## Aim
Your copy of the material below should match it exactly, except that it holds no pictures.

## Stored data
○ ○ ○ ○
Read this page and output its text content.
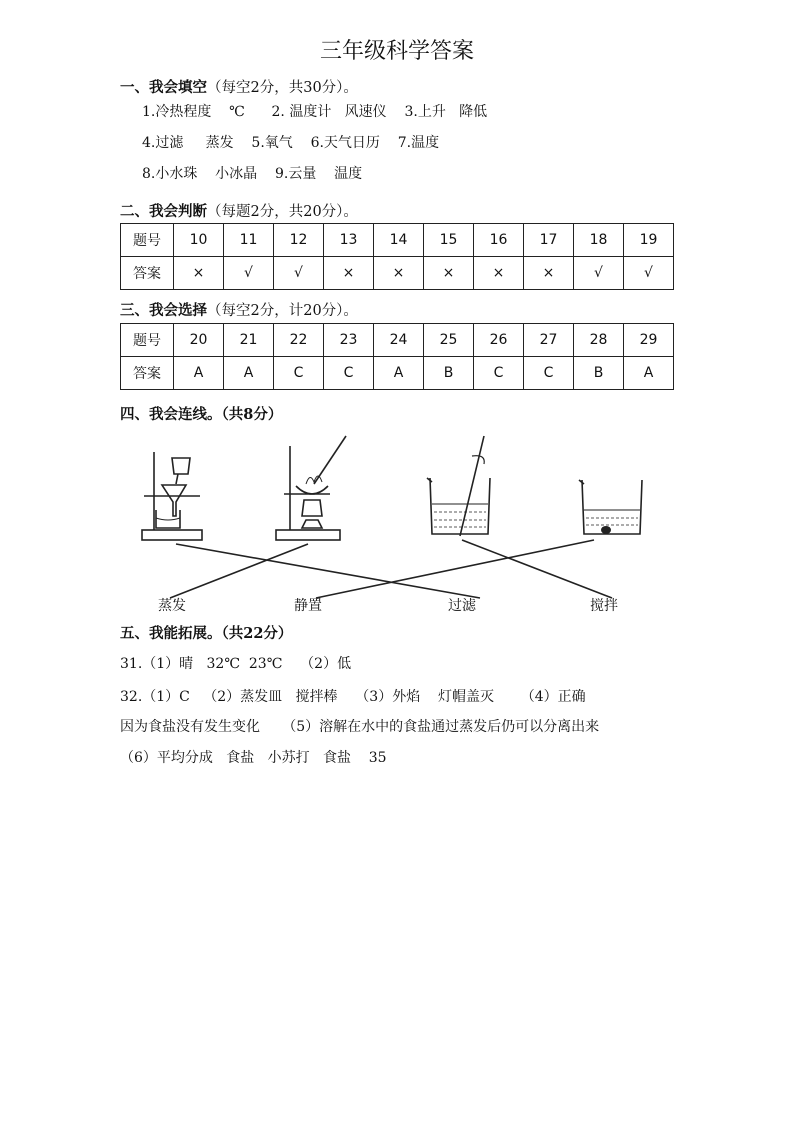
三年级科学答案
一、我会填空（每空2分，共30分）。
1.冷热程度    ℃      2. 温度计   风速仪    3.上升   降低
4.过滤     蒸发    5.氧气    6.天气日历    7.温度
8.小水珠    小冰晶    9.云量    温度
二、我会判断（每题2分，共20分）。
题号	10	11	12	13	14	15	16	17	18	19
答案	×	√	√	×	×	×	×	×	√	√
三、我会选择（每空2分，计20分）。
题号	20	21	22	23	24	25	26	27	28	29
答案	A	A	C	C	A	B	C	C	B	A
四、我会连线。（共8分）
蒸发	静置	过滤	搅拌
五、我能拓展。（共22分）
31.（1）晴   32℃  23℃    （2）低
32.（1）C   （2）蒸发皿   搅拌棒    （3）外焰    灯帽盖灭      （4）正确
因为食盐没有发生变化     （5）溶解在水中的食盐通过蒸发后仍可以分离出来
（6）平均分成   食盐   小苏打   食盐    35
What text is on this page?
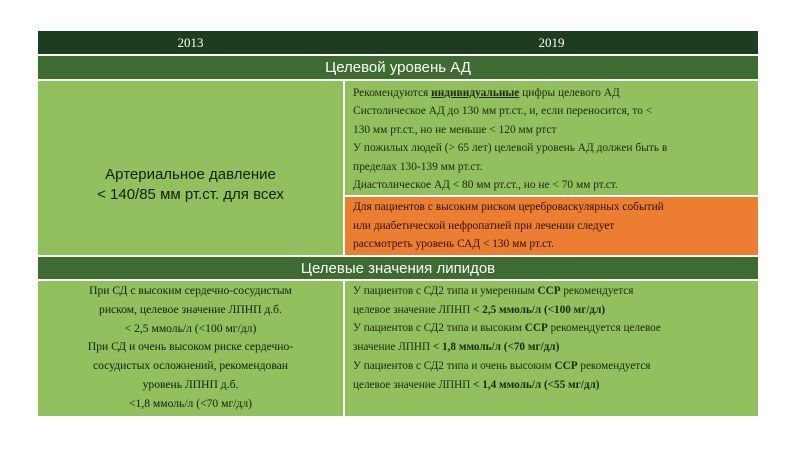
2013	2019
Целевой уровень АД
Артериальное давление
< 140/85 мм рт.ст. для всех
Рекомендуются индивидуальные цифры целевого АД
Систолическое АД до 130 мм рт.ст., и, если переносится, то <
130 мм рт.ст., но не меньше < 120 мм ртст
У пожилых людей (> 65 лет) целевой уровень АД должен быть в
пределах 130-139 мм рт.ст.
Диастолическое АД < 80 мм рт.ст., но не < 70 мм рт.ст.
Для пациентов с высоким риском цереброваскулярных событий
или диабетической нефропатией при лечении следует
рассмотреть уровень САД < 130 мм рт.ст.
Целевые значения липидов
При СД с высоким сердечно-сосудистым
риском, целевое значение ЛПНП д.б.
< 2,5 ммоль/л (<100 мг/дл)
При СД и очень высоком риске сердечно-
сосудистых осложнений, рекомендован
уровень ЛПНП д.б.
<1,8 ммоль/л (<70 мг/дл)
У пациентов с СД2 типа и умеренным ССР рекомендуется
целевое значение ЛПНП < 2,5 ммоль/л (<100 мг/дл)
У пациентов с СД2 типа и высоким ССР рекомендуется целевое
значение ЛПНП < 1,8 ммоль/л (<70 мг/дл)
У пациентов с СД2 типа и очень высоким ССР рекомендуется
целевое значение ЛПНП < 1,4 ммоль/л (<55 мг/дл)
○ ○ ○ ○
## Written solution
Read this page and output its text content.
三年级科学答案
一、我会填空（每空2分，共30分）。
1.冷热程度    ℃      2. 温度计   风速仪    3.上升   降低
4.过滤     蒸发    5.氧气    6.天气日历    7.温度
8.小水珠    小冰晶    9.云量    温度
二、我会判断（每题2分，共20分）。
题号	10	11	12	13	14	15	16	17	18	19
答案	×	√	√	×	×	×	×	×	√	√
三、我会选择（每空2分，计20分）。
题号	20	21	22	23	24	25	26	27	28	29
答案	A	A	C	C	A	B	C	C	B	A
四、我会连线。（共8分）
蒸发	静置	过滤	搅拌
五、我能拓展。（共22分）
31.（1）晴   32℃  23℃    （2）低
32.（1）C   （2）蒸发皿   搅拌棒    （3）外焰    灯帽盖灭      （4）正确
因为食盐没有发生变化     （5）溶解在水中的食盐通过蒸发后仍可以分离出来
（6）平均分成   食盐   小苏打   食盐    35
What text is on this page?
2013	2019
Целевой уровень АД
Артериальное давление
< 140/85 мм рт.ст. для всех
Рекомендуются индивидуальные цифры целевого АД
Систолическое АД до 130 мм рт.ст., и, если переносится, то <
130 мм рт.ст., но не меньше < 120 мм ртст
У пожилых людей (> 65 лет) целевой уровень АД должен быть в
пределах 130-139 мм рт.ст.
Диастолическое АД < 80 мм рт.ст., но не < 70 мм рт.ст.
Для пациентов с высоким риском цереброваскулярных событий
или диабетической нефропатией при лечении следует
рассмотреть уровень САД < 130 мм рт.ст.
Целевые значения липидов
При СД с высоким сердечно-сосудистым
риском, целевое значение ЛПНП д.б.
< 2,5 ммоль/л (<100 мг/дл)
При СД и очень высоком риске сердечно-
сосудистых осложнений, рекомендован
уровень ЛПНП д.б.
<1,8 ммоль/л (<70 мг/дл)
У пациентов с СД2 типа и умеренным ССР рекомендуется
целевое значение ЛПНП < 2,5 ммоль/л (<100 мг/дл)
У пациентов с СД2 типа и высоким ССР рекомендуется целевое
значение ЛПНП < 1,8 ммоль/л (<70 мг/дл)
У пациентов с СД2 типа и очень высоким ССР рекомендуется
целевое значение ЛПНП < 1,4 ммоль/л (<55 мг/дл)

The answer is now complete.